───── PROVIDED DATA

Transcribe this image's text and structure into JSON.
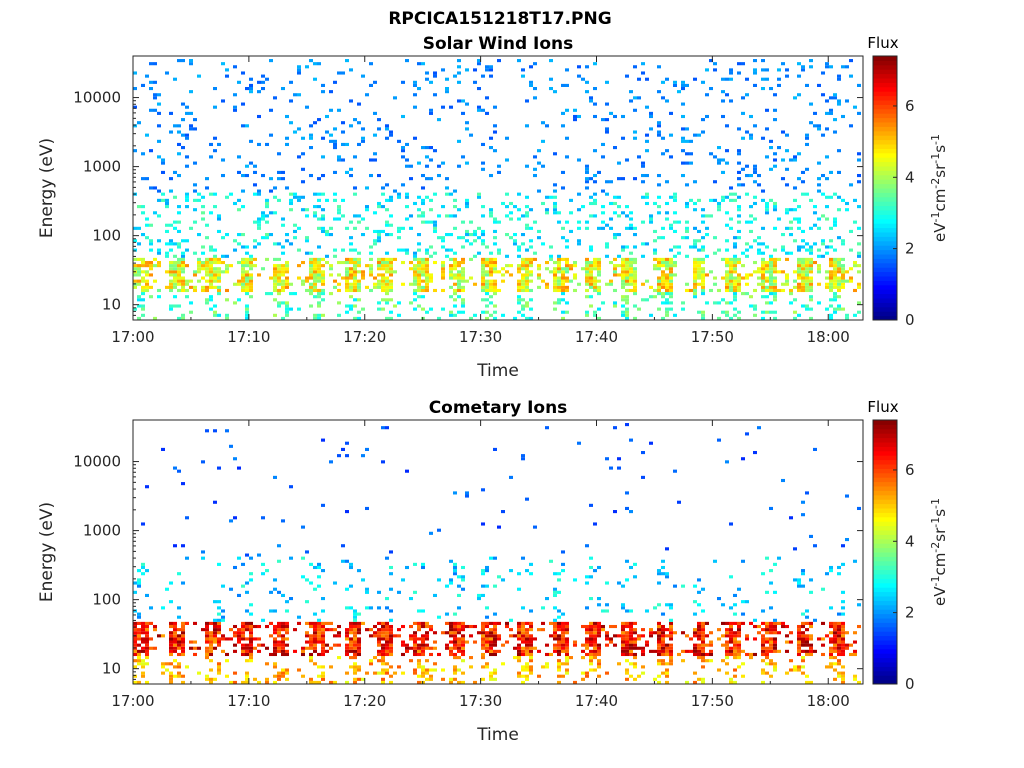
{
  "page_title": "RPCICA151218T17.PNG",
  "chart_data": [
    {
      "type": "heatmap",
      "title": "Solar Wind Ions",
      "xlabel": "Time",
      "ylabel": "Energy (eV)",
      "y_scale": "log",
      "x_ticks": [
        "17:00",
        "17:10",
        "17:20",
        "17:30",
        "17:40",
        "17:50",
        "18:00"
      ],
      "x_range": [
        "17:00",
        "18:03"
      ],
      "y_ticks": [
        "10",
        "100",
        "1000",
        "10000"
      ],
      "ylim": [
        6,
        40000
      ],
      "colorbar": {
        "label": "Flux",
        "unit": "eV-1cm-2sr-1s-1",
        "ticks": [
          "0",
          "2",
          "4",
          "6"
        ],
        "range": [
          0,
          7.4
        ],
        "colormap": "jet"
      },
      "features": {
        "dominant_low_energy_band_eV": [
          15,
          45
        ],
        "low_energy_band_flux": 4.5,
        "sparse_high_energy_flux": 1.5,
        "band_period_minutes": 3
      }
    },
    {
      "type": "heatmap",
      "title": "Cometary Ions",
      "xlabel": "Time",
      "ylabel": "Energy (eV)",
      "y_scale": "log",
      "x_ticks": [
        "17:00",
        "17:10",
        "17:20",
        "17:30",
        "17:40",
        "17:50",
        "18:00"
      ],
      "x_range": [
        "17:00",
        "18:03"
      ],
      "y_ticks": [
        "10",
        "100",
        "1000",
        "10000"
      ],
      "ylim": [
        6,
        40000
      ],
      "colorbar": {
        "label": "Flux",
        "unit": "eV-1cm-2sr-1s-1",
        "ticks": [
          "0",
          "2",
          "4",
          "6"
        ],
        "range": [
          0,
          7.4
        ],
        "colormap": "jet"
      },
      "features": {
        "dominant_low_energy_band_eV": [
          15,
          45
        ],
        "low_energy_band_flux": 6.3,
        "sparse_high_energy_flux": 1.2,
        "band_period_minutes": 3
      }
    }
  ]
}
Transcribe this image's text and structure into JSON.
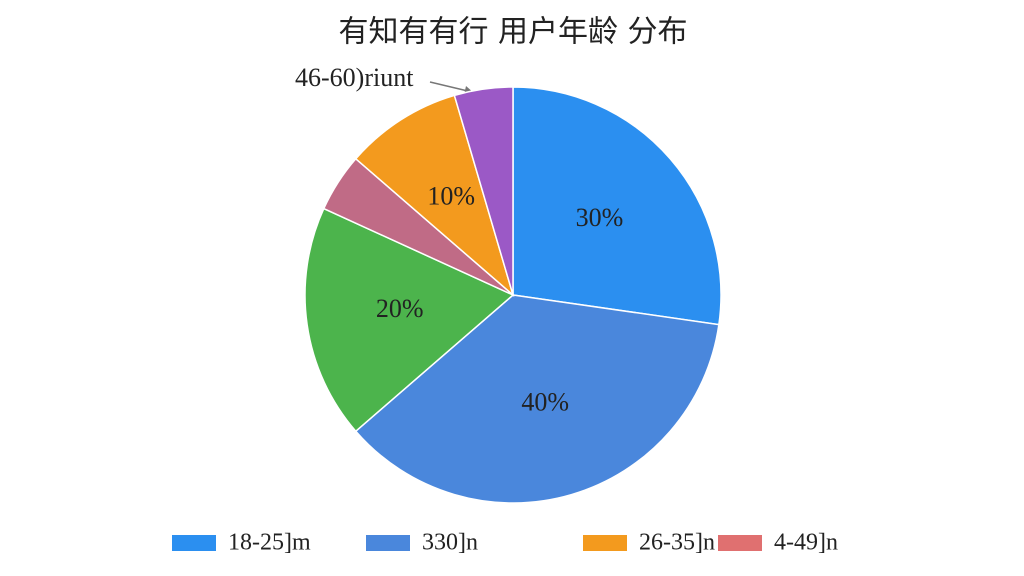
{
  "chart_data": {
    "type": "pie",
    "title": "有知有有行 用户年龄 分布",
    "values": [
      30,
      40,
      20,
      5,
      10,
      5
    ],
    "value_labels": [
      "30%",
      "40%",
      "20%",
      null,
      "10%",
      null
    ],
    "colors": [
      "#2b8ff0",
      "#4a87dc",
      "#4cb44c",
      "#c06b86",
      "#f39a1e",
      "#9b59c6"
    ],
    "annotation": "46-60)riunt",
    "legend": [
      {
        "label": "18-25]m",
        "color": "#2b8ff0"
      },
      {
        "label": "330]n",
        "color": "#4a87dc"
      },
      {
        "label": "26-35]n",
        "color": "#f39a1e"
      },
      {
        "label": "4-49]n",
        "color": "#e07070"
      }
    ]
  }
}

──────────
───── PROVIDED DATA

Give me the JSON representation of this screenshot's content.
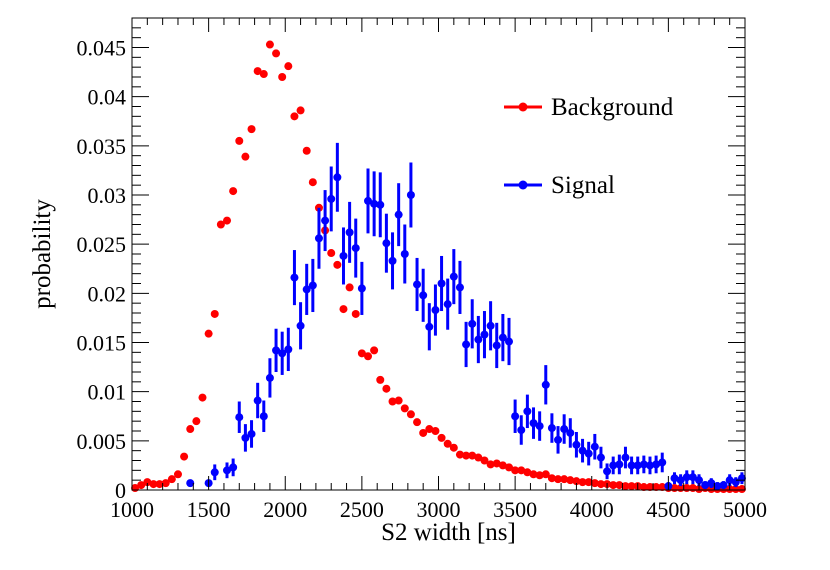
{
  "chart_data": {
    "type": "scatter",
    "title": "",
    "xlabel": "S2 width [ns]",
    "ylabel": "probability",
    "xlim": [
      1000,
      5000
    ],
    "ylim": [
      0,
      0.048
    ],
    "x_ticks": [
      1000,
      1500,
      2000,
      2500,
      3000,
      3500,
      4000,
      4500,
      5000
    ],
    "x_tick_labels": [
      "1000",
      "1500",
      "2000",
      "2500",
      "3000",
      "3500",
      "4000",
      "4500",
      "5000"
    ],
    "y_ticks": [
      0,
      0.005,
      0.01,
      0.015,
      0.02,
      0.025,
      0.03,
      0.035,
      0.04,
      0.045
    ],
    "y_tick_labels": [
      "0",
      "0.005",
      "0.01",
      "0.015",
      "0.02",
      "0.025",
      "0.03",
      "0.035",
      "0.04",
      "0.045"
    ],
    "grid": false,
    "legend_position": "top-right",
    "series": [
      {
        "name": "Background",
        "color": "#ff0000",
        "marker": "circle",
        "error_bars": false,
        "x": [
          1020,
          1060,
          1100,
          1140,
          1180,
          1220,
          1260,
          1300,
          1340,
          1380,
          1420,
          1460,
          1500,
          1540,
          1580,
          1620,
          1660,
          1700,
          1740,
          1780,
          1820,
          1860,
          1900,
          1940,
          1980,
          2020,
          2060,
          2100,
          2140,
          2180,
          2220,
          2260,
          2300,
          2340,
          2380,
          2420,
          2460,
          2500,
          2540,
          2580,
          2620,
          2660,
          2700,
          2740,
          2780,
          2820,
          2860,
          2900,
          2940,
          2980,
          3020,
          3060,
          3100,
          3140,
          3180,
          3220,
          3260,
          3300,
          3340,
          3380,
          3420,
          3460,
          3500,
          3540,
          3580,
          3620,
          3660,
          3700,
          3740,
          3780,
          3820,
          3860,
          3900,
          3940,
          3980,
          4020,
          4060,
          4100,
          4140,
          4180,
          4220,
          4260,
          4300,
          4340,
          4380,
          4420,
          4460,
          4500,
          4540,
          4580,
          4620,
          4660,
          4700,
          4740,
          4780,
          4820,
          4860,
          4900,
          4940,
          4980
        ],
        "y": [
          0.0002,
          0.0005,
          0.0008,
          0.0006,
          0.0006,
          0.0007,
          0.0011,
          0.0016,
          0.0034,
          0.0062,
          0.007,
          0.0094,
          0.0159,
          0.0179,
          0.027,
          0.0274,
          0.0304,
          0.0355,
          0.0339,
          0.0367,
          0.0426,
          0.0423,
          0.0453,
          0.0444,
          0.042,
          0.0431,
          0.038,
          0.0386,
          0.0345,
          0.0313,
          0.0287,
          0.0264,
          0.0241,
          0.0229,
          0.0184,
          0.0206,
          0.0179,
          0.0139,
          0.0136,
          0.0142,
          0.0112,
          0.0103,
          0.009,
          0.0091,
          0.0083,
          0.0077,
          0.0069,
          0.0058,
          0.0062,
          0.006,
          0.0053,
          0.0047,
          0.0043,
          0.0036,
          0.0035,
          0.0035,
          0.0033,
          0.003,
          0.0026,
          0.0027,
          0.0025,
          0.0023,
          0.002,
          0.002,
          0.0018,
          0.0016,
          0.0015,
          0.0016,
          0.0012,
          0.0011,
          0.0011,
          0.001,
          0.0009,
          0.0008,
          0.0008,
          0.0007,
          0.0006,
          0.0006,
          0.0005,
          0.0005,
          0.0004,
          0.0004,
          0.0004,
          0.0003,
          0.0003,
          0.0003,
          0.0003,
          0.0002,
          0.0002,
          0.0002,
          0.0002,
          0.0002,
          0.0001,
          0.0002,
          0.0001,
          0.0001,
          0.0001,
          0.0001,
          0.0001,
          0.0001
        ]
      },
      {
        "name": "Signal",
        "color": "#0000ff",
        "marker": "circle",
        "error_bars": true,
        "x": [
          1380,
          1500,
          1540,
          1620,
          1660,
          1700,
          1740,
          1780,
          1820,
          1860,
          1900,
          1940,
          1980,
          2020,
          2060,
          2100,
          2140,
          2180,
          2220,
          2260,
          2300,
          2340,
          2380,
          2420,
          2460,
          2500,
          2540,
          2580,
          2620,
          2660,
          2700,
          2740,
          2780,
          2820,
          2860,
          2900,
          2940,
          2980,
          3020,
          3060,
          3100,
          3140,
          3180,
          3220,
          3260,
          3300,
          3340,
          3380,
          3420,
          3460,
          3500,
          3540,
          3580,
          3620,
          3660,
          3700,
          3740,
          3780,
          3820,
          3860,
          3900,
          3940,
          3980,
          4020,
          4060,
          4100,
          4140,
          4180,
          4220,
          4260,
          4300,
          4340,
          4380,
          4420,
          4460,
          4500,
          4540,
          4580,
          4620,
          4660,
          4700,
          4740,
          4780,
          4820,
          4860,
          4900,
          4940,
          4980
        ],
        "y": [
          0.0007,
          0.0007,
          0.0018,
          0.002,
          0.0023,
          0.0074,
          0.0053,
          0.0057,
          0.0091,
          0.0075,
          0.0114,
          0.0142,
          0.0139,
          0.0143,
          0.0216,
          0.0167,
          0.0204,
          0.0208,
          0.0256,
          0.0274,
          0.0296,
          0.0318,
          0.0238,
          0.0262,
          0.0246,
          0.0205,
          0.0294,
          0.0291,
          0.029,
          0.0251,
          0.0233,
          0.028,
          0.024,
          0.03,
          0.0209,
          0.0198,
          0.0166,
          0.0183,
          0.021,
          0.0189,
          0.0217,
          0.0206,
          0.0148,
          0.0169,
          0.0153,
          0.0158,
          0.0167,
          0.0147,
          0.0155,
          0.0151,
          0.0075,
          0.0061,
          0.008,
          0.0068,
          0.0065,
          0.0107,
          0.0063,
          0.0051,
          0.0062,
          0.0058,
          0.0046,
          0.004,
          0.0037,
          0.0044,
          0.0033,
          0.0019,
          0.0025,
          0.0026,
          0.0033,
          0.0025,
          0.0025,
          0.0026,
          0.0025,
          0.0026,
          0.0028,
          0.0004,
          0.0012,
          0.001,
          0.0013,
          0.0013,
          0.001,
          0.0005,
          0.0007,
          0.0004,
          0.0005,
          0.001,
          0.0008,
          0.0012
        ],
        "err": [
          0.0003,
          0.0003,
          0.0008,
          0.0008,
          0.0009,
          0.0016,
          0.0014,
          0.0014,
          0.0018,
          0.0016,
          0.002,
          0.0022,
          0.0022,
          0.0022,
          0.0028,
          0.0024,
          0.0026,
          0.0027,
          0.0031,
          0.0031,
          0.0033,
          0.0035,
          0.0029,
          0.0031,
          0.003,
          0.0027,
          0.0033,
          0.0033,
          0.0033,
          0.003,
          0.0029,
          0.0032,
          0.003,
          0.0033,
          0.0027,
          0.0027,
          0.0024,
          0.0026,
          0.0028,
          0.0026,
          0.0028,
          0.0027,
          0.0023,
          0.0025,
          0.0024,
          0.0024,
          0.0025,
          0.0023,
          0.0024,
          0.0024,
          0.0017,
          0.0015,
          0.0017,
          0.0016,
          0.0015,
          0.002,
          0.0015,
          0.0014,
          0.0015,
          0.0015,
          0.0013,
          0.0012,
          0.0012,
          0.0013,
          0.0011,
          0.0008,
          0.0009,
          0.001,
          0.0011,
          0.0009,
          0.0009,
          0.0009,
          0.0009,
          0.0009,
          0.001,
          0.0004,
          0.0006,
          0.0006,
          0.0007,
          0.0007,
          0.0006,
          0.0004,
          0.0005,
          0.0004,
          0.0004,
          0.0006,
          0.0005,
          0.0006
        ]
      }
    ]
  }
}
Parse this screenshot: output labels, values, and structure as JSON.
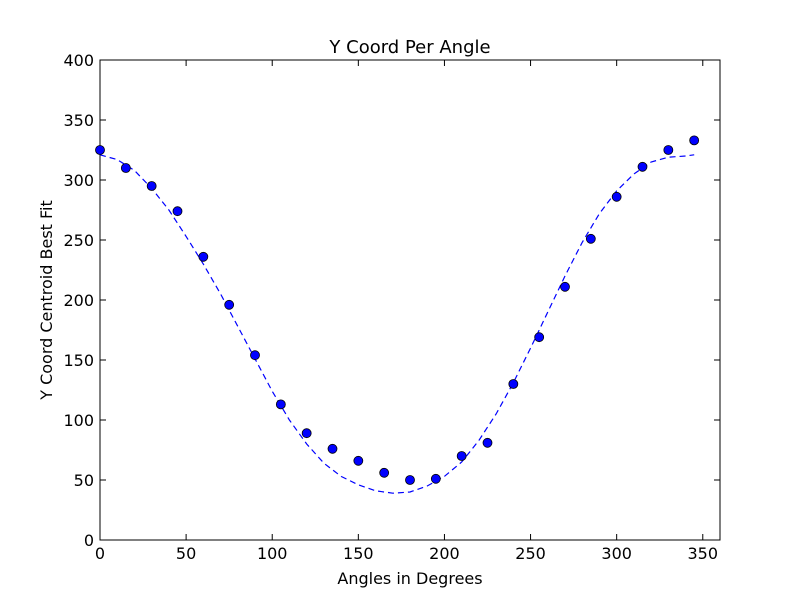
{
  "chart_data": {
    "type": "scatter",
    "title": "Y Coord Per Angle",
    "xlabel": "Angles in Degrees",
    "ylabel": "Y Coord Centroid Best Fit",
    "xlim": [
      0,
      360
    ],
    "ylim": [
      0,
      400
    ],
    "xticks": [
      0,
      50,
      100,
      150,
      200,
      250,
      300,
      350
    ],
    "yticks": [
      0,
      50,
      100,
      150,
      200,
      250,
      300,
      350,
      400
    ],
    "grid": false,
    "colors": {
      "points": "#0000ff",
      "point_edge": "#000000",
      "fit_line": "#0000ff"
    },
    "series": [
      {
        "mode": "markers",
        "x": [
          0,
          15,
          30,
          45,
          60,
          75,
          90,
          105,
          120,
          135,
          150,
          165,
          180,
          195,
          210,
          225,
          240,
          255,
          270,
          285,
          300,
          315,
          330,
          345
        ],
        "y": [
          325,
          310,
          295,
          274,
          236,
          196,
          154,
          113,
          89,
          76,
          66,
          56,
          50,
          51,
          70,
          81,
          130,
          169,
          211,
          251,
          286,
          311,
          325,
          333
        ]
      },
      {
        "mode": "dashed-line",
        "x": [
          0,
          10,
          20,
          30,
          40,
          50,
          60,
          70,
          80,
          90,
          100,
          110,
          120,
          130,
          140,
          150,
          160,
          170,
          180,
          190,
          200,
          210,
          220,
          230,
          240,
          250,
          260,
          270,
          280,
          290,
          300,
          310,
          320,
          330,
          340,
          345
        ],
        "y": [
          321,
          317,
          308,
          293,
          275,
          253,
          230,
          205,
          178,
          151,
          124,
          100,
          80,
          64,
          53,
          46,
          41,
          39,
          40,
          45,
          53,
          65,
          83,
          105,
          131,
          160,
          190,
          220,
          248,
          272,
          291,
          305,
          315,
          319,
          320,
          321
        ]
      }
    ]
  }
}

──────────

■ YOUR OBJECTIVE
Find and copy every line in the entries above where the string "values" occurs.

■ RESULT OF THE EXERCISE
    "values": [
Parse this screenshot: output labels, values, and structure as JSON.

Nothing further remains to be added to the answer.